Collected data entries:
━━━━━━━━
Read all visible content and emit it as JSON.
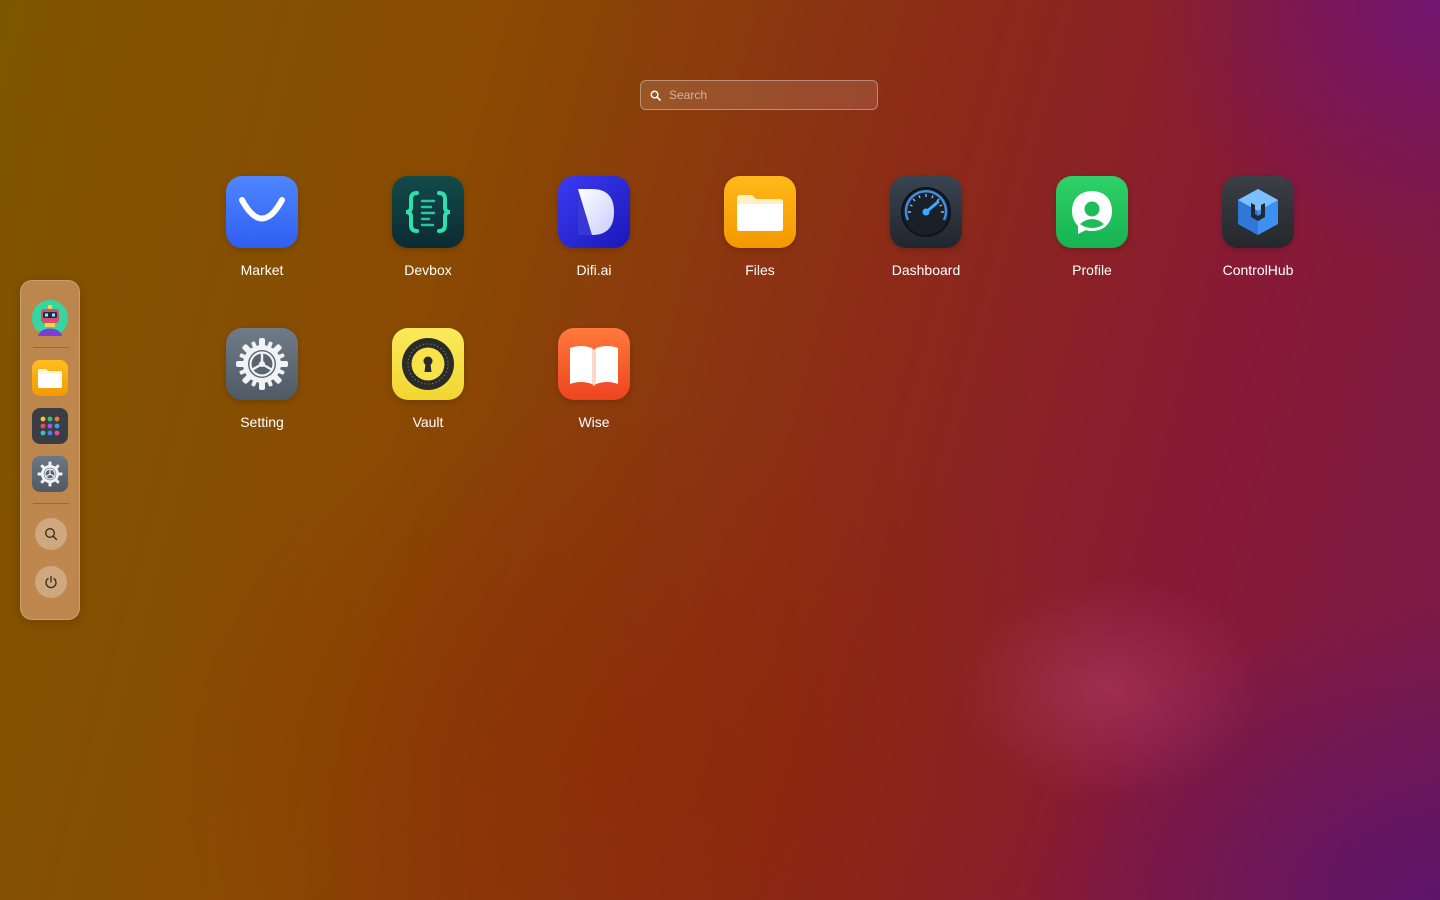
{
  "search": {
    "placeholder": "Search",
    "icon": "search-icon"
  },
  "dock": {
    "items": [
      {
        "name": "avatar",
        "icon": "robot-avatar"
      },
      {
        "name": "files",
        "icon": "folder-icon"
      },
      {
        "name": "launchpad",
        "icon": "app-grid-icon"
      },
      {
        "name": "settings",
        "icon": "gear-icon"
      },
      {
        "name": "search",
        "icon": "search-icon"
      },
      {
        "name": "power",
        "icon": "power-icon"
      }
    ]
  },
  "apps": [
    {
      "label": "Market",
      "icon": "shopping-bag-icon",
      "color": "#3b6ef7"
    },
    {
      "label": "Devbox",
      "icon": "code-braces-icon",
      "color": "#0f3b3c"
    },
    {
      "label": "Difi.ai",
      "icon": "difi-logo-icon",
      "color": "#2b2ad8"
    },
    {
      "label": "Files",
      "icon": "folder-icon",
      "color": "#f7a500"
    },
    {
      "label": "Dashboard",
      "icon": "speedometer-icon",
      "color": "#2b3440"
    },
    {
      "label": "Profile",
      "icon": "profile-pin-icon",
      "color": "#1ec45a"
    },
    {
      "label": "ControlHub",
      "icon": "cube-wrench-icon",
      "color": "#2f3238"
    },
    {
      "label": "Setting",
      "icon": "gear-icon",
      "color": "#5f6c78"
    },
    {
      "label": "Vault",
      "icon": "keyhole-icon",
      "color": "#f6e050"
    },
    {
      "label": "Wise",
      "icon": "open-book-icon",
      "color": "#f35a2b"
    }
  ]
}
━━━━━━━━
Exercise brief – Pictures in the data above should not be copied; transcribe everything else exactly.

Written solution –
Read all visible content and emit it as JSON.
{
  "search": {
    "placeholder": "Search",
    "icon": "search-icon"
  },
  "dock": {
    "items": [
      {
        "name": "avatar",
        "icon": "robot-avatar"
      },
      {
        "name": "files",
        "icon": "folder-icon"
      },
      {
        "name": "launchpad",
        "icon": "app-grid-icon"
      },
      {
        "name": "settings",
        "icon": "gear-icon"
      },
      {
        "name": "search",
        "icon": "search-icon"
      },
      {
        "name": "power",
        "icon": "power-icon"
      }
    ]
  },
  "apps": [
    {
      "label": "Market",
      "icon": "shopping-bag-icon",
      "color": "#3b6ef7"
    },
    {
      "label": "Devbox",
      "icon": "code-braces-icon",
      "color": "#0f3b3c"
    },
    {
      "label": "Difi.ai",
      "icon": "difi-logo-icon",
      "color": "#2b2ad8"
    },
    {
      "label": "Files",
      "icon": "folder-icon",
      "color": "#f7a500"
    },
    {
      "label": "Dashboard",
      "icon": "speedometer-icon",
      "color": "#2b3440"
    },
    {
      "label": "Profile",
      "icon": "profile-pin-icon",
      "color": "#1ec45a"
    },
    {
      "label": "ControlHub",
      "icon": "cube-wrench-icon",
      "color": "#2f3238"
    },
    {
      "label": "Setting",
      "icon": "gear-icon",
      "color": "#5f6c78"
    },
    {
      "label": "Vault",
      "icon": "keyhole-icon",
      "color": "#f6e050"
    },
    {
      "label": "Wise",
      "icon": "open-book-icon",
      "color": "#f35a2b"
    }
  ]
}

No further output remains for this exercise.